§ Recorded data
━━━━━━

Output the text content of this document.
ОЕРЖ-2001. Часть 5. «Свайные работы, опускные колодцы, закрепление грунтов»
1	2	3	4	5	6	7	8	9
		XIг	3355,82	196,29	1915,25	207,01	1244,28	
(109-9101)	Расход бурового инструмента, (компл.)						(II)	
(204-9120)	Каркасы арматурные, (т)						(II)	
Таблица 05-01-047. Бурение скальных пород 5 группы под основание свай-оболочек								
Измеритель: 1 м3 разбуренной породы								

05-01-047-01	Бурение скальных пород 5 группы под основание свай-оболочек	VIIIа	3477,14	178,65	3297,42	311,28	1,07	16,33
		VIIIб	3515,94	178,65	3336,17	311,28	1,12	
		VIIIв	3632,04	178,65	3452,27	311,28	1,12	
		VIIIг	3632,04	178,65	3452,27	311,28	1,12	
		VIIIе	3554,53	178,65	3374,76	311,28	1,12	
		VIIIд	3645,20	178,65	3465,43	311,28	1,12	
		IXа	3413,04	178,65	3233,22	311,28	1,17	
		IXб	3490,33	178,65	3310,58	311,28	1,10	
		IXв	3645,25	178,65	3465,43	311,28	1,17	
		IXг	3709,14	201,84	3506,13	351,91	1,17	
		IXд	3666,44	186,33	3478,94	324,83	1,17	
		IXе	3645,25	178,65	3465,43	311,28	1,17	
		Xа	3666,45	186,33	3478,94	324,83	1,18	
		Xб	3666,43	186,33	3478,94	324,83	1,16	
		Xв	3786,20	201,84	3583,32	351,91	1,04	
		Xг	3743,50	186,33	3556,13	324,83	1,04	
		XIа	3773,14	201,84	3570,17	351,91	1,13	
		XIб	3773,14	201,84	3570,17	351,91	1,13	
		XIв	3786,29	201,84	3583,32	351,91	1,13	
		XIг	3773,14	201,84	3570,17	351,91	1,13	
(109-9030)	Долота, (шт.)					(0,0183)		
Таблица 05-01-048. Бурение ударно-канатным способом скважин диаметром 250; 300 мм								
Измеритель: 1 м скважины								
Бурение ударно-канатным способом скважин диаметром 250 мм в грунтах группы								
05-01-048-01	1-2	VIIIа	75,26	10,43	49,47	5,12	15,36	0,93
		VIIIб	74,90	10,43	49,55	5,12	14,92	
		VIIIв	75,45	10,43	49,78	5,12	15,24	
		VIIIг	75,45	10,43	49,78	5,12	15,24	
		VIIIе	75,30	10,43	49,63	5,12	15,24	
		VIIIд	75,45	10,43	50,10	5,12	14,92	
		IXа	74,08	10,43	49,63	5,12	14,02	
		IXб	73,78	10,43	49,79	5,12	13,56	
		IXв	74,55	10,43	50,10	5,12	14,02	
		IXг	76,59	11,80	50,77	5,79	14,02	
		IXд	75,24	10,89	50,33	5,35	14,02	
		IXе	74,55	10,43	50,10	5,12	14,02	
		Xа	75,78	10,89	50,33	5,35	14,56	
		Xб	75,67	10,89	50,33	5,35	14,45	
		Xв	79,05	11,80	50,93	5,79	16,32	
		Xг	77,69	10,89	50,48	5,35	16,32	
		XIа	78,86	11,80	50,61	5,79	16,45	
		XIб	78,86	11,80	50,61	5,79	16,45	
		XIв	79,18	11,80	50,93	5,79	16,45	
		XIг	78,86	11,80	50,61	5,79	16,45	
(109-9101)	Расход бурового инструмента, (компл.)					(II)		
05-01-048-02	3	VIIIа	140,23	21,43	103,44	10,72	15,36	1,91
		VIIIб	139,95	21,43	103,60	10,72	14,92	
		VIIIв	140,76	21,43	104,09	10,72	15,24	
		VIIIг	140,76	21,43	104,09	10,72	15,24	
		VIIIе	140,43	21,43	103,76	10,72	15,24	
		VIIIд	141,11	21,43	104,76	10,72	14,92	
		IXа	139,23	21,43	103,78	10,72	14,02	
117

━━━━━━

§ Task objective
Pick every line with "диаметром" in it and copy it.

§ Full output
Таблица 05-01-048. Бурение ударно-канатным способом скважин диаметром 250; 300 мм								
Бурение ударно-канатным способом скважин диаметром 250 мм в грунтах группы								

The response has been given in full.